▸ DATA EXCERPTS
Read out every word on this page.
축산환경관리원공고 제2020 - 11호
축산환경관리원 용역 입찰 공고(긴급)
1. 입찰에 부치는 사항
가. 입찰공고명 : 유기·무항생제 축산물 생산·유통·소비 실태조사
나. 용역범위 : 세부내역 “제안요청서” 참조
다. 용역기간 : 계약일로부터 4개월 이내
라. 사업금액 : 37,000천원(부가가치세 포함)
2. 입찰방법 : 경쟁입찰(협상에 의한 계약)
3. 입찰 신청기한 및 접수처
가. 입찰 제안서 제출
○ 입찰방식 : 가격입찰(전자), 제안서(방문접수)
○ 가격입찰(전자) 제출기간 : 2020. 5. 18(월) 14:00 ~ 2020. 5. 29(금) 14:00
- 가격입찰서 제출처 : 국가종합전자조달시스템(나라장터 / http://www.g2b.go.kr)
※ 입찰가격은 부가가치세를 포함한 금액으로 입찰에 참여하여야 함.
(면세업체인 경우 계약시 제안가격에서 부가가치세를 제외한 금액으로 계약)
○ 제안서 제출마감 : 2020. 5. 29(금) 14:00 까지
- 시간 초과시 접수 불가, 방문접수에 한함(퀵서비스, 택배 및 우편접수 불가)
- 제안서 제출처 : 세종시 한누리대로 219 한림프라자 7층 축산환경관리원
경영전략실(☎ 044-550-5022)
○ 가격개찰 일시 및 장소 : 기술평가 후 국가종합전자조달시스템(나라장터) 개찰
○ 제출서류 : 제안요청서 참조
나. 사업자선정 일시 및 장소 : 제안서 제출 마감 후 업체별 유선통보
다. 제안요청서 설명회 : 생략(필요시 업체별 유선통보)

▸ DIRECTIONS FOR THIS TASK
From the data above, pick out each line containing "금액으로" and copy it.

▸ ANSWER TO THE EXERCISE
※ 입찰가격은 부가가치세를 포함한 금액으로 입찰에 참여하여야 함.
(면세업체인 경우 계약시 제안가격에서 부가가치세를 제외한 금액으로 계약)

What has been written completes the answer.